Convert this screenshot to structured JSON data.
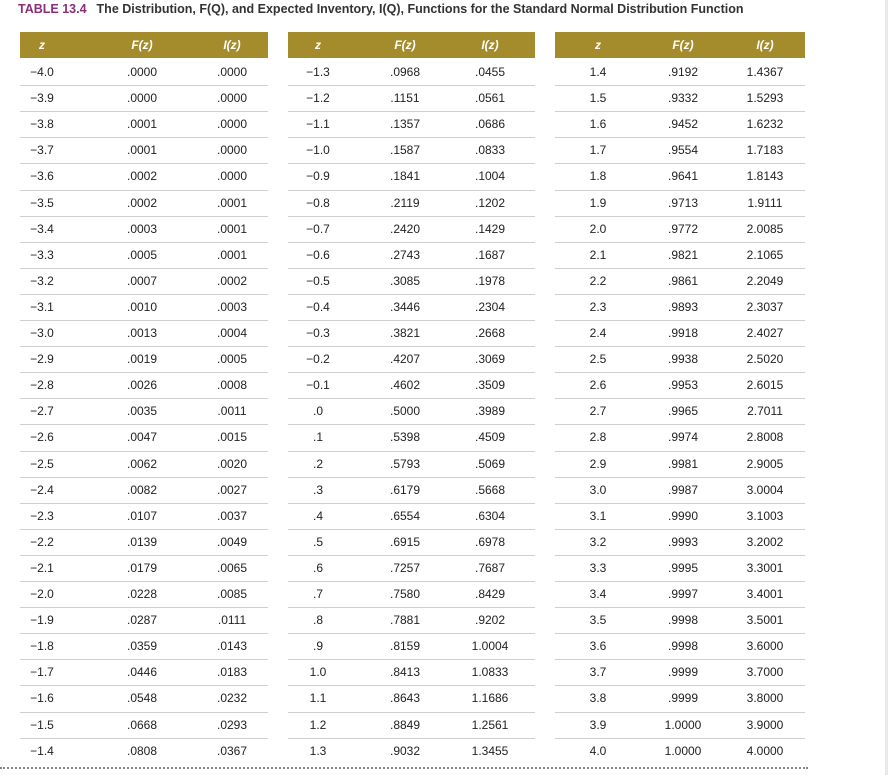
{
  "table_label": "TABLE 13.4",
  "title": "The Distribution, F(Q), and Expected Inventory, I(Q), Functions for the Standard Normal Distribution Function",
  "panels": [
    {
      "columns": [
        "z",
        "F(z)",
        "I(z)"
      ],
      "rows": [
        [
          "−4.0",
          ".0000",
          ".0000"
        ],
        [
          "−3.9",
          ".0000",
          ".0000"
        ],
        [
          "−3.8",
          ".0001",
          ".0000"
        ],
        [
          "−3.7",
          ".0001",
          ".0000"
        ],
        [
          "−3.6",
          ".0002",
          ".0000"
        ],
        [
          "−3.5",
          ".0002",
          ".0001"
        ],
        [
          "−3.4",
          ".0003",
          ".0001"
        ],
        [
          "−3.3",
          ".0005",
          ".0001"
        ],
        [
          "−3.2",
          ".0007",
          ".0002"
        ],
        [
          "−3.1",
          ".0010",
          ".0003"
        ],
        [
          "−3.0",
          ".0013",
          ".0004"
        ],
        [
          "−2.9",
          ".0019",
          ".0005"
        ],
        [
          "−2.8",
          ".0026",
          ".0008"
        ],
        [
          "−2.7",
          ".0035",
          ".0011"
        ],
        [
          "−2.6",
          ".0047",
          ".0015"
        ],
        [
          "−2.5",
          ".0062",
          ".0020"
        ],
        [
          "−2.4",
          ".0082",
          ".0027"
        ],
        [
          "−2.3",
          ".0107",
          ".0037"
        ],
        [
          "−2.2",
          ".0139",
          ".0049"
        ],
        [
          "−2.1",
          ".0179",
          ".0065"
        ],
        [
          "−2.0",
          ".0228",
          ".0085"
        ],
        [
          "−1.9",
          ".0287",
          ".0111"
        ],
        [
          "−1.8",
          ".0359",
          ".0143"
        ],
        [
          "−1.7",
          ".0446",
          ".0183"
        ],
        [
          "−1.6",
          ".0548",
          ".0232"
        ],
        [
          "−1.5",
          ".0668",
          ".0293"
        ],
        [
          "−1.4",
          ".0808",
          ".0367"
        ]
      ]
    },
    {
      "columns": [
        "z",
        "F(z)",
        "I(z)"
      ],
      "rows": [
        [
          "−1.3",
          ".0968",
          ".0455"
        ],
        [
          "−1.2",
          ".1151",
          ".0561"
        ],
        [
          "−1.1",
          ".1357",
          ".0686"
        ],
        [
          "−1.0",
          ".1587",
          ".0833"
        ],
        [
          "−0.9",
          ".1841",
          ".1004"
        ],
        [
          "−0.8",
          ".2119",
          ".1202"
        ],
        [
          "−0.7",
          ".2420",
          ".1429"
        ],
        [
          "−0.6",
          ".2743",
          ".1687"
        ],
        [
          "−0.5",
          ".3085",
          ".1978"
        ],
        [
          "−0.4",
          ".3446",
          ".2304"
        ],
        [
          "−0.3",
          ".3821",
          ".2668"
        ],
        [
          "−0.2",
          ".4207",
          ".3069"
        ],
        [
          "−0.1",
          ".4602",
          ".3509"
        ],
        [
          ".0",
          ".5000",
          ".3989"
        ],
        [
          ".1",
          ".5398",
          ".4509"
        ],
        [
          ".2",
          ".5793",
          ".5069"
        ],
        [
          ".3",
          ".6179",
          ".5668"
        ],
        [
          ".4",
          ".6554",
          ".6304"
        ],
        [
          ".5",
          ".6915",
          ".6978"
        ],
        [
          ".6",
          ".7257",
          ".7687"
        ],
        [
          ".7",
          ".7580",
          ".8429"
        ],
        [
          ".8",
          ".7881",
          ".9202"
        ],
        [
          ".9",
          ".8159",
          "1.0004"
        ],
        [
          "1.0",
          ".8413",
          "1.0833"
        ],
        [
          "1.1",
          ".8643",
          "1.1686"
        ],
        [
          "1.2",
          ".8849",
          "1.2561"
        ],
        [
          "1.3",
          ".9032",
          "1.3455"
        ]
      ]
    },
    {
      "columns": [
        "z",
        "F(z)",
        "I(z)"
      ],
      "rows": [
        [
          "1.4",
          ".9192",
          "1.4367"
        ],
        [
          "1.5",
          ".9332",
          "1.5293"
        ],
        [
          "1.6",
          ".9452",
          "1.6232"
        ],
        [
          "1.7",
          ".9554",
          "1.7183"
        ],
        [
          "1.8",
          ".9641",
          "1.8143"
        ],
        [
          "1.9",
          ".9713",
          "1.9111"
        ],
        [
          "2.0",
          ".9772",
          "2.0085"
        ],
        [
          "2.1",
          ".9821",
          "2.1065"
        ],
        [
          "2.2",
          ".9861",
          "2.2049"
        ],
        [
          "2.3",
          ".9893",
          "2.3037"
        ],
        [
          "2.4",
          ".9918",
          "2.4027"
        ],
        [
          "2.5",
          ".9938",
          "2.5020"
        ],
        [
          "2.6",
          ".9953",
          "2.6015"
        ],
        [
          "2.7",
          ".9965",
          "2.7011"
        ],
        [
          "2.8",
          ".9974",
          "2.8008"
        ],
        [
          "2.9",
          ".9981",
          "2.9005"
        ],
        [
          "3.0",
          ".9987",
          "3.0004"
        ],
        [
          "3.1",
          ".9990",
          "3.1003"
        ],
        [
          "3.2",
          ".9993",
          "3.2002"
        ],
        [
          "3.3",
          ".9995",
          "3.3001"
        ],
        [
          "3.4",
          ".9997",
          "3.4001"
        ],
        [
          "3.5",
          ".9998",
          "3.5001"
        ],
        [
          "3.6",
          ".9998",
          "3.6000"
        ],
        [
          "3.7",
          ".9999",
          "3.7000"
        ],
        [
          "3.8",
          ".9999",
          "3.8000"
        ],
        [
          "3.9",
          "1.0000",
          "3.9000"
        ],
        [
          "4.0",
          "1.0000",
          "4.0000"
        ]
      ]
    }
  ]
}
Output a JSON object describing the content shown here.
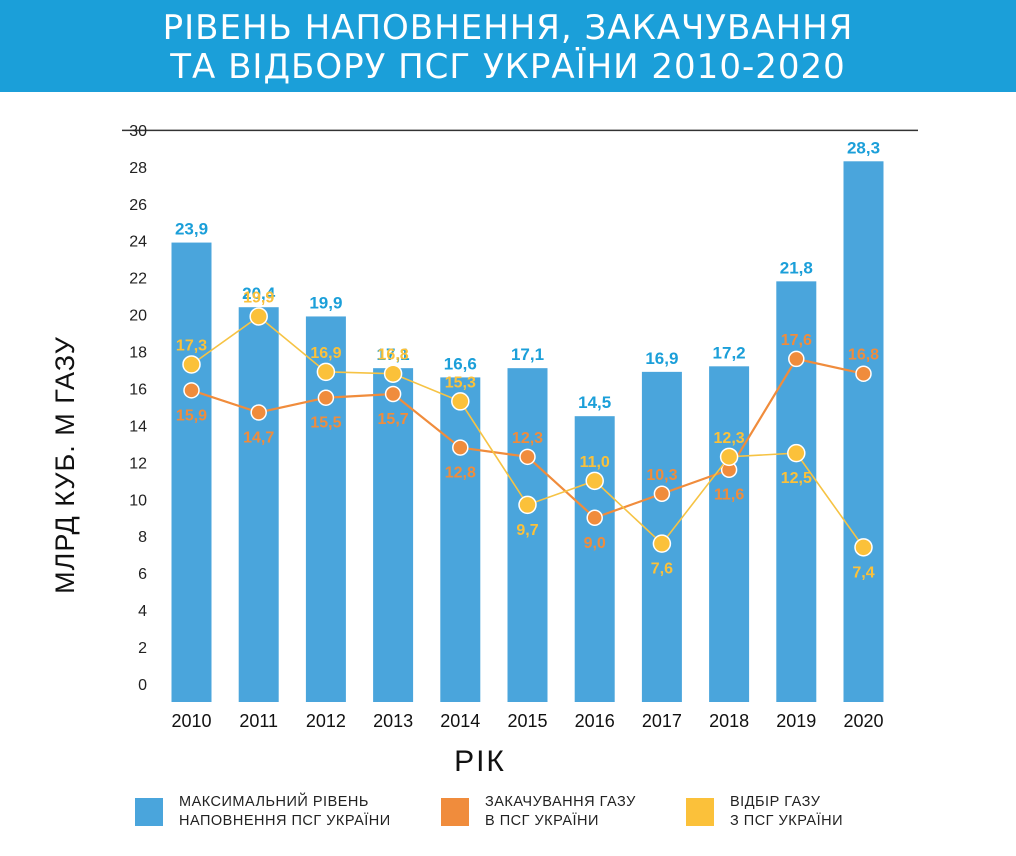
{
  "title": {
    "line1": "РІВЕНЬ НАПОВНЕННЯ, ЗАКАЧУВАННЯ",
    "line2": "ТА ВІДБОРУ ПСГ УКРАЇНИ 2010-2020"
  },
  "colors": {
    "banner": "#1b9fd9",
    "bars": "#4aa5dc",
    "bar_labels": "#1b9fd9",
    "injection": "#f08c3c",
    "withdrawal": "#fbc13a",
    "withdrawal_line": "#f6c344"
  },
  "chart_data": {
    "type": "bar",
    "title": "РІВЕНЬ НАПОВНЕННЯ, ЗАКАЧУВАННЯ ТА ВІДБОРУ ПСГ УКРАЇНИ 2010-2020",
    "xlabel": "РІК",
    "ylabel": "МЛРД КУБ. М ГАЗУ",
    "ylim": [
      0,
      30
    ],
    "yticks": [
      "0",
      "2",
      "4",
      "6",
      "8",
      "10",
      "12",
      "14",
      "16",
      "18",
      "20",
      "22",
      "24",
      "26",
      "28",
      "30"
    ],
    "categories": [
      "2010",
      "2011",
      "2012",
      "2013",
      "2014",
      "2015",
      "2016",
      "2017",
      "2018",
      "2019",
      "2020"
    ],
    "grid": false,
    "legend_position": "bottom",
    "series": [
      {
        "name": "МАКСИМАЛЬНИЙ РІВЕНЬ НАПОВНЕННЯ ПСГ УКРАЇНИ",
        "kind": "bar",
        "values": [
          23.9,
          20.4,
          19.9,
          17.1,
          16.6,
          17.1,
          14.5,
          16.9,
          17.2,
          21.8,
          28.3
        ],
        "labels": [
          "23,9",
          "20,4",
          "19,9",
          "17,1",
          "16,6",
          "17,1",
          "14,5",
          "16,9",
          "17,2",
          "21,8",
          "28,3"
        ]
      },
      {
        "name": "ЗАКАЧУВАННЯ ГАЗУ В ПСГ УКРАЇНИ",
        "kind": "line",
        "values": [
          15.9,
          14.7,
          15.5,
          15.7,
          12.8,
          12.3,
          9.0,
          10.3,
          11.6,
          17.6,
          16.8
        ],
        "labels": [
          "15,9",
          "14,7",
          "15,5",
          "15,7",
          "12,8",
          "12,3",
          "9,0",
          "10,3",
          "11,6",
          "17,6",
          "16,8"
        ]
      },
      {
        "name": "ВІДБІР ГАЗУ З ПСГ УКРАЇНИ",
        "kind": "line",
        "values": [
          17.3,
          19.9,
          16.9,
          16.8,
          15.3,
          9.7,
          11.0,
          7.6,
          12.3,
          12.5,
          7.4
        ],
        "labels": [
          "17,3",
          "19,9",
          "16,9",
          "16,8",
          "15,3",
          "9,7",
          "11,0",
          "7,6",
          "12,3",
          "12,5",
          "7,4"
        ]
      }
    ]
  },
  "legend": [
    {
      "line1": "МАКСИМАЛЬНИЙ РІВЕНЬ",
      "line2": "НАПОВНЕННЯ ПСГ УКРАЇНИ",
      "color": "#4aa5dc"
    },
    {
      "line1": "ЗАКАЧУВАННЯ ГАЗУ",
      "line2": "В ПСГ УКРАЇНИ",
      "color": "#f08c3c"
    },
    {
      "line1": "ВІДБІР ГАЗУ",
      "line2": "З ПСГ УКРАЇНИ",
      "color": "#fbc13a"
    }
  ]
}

____________

• [YOUR INSTRUCTIONS]
Determine the number of lines in the data that contain "ВІДБОРУ" as a word or string, and state only that number.

• [TASK ANSWER]
2